··· Task inputs

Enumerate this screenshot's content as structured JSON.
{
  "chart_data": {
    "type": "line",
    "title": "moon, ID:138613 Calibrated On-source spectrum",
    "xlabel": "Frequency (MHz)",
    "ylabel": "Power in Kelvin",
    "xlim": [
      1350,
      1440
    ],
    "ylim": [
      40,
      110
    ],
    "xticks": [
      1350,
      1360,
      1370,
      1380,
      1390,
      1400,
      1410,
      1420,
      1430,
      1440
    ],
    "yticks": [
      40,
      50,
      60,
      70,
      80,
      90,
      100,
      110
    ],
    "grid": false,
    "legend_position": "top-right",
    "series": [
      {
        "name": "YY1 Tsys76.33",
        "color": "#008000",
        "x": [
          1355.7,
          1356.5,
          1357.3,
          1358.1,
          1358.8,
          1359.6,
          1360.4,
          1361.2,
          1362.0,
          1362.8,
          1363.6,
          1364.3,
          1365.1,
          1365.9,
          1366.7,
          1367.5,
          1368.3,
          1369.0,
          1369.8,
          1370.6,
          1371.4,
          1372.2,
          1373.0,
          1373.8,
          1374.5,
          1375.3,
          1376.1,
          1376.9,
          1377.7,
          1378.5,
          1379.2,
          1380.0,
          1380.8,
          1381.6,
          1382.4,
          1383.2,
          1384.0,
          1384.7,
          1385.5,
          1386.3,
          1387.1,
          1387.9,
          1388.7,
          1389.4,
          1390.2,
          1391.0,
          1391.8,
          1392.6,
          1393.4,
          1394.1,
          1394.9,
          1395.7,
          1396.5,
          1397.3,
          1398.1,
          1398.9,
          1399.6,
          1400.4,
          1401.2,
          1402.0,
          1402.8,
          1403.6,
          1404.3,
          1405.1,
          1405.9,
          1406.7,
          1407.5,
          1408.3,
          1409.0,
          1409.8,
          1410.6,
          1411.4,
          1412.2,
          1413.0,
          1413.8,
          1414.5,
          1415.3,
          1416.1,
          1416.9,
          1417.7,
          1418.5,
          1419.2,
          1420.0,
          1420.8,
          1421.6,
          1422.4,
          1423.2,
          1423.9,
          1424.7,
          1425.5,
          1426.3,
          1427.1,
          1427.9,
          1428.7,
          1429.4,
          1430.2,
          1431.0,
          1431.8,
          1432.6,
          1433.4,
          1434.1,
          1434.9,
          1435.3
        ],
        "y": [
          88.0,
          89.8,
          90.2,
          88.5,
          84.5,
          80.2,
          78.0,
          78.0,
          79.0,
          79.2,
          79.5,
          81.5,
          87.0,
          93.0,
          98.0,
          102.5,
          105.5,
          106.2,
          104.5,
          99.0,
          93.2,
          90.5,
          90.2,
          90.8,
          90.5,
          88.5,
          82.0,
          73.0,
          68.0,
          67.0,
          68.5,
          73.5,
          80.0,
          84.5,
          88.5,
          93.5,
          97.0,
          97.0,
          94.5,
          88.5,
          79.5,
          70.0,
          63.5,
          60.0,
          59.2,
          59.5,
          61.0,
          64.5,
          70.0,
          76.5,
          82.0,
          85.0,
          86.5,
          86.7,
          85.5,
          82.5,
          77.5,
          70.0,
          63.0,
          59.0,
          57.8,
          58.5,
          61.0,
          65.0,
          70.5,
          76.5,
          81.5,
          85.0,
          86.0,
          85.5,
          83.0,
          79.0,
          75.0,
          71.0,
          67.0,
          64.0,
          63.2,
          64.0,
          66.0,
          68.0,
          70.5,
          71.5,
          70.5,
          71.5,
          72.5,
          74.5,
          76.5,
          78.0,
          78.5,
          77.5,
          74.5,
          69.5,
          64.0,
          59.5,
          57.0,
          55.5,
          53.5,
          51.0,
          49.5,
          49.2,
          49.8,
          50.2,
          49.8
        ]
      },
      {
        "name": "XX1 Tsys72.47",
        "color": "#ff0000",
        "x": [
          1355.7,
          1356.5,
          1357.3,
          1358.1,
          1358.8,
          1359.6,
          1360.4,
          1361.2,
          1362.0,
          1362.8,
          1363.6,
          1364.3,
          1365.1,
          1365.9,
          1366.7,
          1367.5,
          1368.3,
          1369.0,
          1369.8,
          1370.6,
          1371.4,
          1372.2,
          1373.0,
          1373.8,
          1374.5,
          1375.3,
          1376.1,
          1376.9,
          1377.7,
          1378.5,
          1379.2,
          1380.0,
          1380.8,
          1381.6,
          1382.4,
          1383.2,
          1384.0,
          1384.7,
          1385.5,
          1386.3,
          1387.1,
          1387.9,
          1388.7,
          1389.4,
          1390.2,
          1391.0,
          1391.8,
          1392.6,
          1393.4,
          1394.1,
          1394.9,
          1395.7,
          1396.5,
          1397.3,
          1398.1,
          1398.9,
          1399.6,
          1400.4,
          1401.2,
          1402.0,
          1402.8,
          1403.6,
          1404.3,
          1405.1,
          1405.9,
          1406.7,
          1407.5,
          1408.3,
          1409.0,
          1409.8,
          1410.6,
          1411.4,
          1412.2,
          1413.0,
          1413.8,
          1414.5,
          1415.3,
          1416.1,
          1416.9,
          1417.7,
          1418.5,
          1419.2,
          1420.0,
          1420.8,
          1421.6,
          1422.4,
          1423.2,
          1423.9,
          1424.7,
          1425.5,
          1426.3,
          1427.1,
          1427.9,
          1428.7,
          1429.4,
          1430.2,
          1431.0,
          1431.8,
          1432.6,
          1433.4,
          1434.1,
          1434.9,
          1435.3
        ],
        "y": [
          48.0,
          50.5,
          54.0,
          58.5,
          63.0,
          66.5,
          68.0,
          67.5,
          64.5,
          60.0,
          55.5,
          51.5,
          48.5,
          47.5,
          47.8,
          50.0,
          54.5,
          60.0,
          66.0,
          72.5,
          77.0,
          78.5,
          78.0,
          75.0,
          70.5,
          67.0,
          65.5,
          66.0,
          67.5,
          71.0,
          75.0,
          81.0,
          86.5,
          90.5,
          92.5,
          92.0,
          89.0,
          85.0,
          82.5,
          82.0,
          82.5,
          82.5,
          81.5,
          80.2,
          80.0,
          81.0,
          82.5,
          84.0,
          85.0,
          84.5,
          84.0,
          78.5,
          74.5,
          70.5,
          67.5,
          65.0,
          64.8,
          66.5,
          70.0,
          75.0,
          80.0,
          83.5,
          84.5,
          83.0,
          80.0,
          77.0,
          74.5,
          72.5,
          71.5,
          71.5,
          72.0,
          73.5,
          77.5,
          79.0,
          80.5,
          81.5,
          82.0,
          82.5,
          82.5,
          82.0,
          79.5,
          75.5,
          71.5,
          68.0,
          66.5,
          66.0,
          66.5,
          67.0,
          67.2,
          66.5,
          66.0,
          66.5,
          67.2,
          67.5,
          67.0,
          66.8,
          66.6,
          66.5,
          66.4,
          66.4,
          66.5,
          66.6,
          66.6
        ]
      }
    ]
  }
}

······

#### Your goal:
Search the records above for the string "name". Copy every line that contains it.

#### Task result:
        "name": "YY1 Tsys76.33",
        "name": "XX1 Tsys72.47",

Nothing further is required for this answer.